Given data start
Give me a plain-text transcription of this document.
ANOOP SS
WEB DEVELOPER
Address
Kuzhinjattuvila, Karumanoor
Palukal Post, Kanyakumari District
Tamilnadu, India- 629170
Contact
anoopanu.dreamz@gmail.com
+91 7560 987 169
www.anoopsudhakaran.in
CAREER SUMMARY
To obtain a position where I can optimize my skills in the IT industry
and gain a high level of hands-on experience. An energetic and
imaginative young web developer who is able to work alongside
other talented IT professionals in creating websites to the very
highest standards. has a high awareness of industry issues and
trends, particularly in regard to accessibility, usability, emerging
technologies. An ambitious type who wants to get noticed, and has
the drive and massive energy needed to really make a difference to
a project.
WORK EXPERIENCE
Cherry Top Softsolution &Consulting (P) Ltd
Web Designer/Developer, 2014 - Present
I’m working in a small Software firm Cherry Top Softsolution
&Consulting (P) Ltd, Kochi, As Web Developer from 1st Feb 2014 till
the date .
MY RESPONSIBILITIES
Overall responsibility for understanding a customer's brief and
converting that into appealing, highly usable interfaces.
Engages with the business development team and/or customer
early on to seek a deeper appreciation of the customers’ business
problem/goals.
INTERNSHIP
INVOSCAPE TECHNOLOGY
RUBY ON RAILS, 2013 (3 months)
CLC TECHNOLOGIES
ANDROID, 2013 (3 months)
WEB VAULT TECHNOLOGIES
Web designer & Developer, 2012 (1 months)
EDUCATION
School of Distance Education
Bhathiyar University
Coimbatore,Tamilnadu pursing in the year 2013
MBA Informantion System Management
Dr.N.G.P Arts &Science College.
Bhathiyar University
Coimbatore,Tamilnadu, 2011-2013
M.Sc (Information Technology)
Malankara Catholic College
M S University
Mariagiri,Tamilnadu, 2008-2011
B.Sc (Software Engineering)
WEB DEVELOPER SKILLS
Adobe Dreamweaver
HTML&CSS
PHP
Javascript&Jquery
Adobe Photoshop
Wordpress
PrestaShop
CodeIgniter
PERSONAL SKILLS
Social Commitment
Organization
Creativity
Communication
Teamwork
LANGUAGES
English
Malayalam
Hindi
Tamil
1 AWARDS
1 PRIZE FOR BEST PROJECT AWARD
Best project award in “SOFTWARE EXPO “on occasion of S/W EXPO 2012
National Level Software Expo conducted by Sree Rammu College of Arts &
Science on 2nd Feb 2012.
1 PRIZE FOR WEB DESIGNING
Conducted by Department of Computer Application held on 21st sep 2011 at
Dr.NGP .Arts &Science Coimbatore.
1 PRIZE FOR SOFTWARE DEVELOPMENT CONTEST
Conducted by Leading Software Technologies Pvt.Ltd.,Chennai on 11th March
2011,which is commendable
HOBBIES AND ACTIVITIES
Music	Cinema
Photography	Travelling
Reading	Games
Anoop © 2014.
Given data end
## What to do
From the records above, copy every line that holds the word "industry".

## Exercise result
To obtain a position where I can optimize my skills in the IT industry
highest standards. has a high awareness of industry issues and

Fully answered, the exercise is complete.